# Given exercise
Transcribe all records exactly.

++++ Supplied data ++++

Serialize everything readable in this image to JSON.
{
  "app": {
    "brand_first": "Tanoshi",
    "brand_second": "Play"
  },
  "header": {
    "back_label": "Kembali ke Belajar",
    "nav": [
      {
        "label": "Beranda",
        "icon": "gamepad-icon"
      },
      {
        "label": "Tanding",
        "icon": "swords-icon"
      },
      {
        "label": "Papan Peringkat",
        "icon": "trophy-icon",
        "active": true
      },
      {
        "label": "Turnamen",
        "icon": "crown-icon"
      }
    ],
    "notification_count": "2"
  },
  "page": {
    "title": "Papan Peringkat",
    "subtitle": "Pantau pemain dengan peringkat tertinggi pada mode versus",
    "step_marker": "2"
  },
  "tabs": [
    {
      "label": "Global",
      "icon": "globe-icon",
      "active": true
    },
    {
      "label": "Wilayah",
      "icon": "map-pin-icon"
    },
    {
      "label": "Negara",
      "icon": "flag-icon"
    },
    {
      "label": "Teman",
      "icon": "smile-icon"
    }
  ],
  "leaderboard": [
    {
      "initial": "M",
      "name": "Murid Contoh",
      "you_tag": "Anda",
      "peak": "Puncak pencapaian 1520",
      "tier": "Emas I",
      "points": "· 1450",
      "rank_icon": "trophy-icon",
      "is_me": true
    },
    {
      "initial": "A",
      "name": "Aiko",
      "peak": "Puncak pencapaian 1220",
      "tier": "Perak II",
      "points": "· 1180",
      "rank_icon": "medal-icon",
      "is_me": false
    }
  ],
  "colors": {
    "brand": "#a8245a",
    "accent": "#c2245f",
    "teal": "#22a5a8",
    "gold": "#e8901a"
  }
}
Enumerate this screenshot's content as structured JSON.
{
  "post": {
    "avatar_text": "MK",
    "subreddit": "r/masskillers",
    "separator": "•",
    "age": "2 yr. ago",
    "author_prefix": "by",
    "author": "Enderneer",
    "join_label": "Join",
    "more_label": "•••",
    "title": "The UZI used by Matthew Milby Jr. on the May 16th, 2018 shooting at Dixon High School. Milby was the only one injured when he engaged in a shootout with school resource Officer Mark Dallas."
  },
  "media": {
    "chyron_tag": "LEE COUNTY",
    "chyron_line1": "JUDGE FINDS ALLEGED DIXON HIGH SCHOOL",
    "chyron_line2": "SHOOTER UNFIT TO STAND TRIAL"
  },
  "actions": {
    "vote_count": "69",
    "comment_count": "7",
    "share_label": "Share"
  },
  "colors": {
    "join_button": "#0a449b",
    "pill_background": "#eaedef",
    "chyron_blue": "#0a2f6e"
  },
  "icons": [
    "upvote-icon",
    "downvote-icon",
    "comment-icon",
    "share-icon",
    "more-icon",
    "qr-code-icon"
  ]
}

++++

# Output for this exercise
Serialize everything readable in this image to JSON.
{
  "app": {
    "brand_first": "Tanoshi",
    "brand_second": "Play"
  },
  "header": {
    "back_label": "Kembali ke Belajar",
    "nav": [
      {
        "label": "Beranda",
        "icon": "gamepad-icon"
      },
      {
        "label": "Tanding",
        "icon": "swords-icon"
      },
      {
        "label": "Papan Peringkat",
        "icon": "trophy-icon",
        "active": true
      },
      {
        "label": "Turnamen",
        "icon": "crown-icon"
      }
    ],
    "notification_count": "2"
  },
  "page": {
    "title": "Papan Peringkat",
    "subtitle": "Pantau pemain dengan peringkat tertinggi pada mode versus",
    "step_marker": "2"
  },
  "tabs": [
    {
      "label": "Global",
      "icon": "globe-icon",
      "active": true
    },
    {
      "label": "Wilayah",
      "icon": "map-pin-icon"
    },
    {
      "label": "Negara",
      "icon": "flag-icon"
    },
    {
      "label": "Teman",
      "icon": "smile-icon"
    }
  ],
  "leaderboard": [
    {
      "initial": "M",
      "name": "Murid Contoh",
      "you_tag": "Anda",
      "peak": "Puncak pencapaian 1520",
      "tier": "Emas I",
      "points": "· 1450",
      "rank_icon": "trophy-icon",
      "is_me": true
    },
    {
      "initial": "A",
      "name": "Aiko",
      "peak": "Puncak pencapaian 1220",
      "tier": "Perak II",
      "points": "· 1180",
      "rank_icon": "medal-icon",
      "is_me": false
    }
  ],
  "colors": {
    "brand": "#a8245a",
    "accent": "#c2245f",
    "teal": "#22a5a8",
    "gold": "#e8901a"
  }
}
Enumerate this screenshot's content as structured JSON.
{
  "post": {
    "avatar_text": "MK",
    "subreddit": "r/masskillers",
    "separator": "•",
    "age": "2 yr. ago",
    "author_prefix": "by",
    "author": "Enderneer",
    "join_label": "Join",
    "more_label": "•••",
    "title": "The UZI used by Matthew Milby Jr. on the May 16th, 2018 shooting at Dixon High School. Milby was the only one injured when he engaged in a shootout with school resource Officer Mark Dallas."
  },
  "media": {
    "chyron_tag": "LEE COUNTY",
    "chyron_line1": "JUDGE FINDS ALLEGED DIXON HIGH SCHOOL",
    "chyron_line2": "SHOOTER UNFIT TO STAND TRIAL"
  },
  "actions": {
    "vote_count": "69",
    "comment_count": "7",
    "share_label": "Share"
  },
  "colors": {
    "join_button": "#0a449b",
    "pill_background": "#eaedef",
    "chyron_blue": "#0a2f6e"
  },
  "icons": [
    "upvote-icon",
    "downvote-icon",
    "comment-icon",
    "share-icon",
    "more-icon",
    "qr-code-icon"
  ]
}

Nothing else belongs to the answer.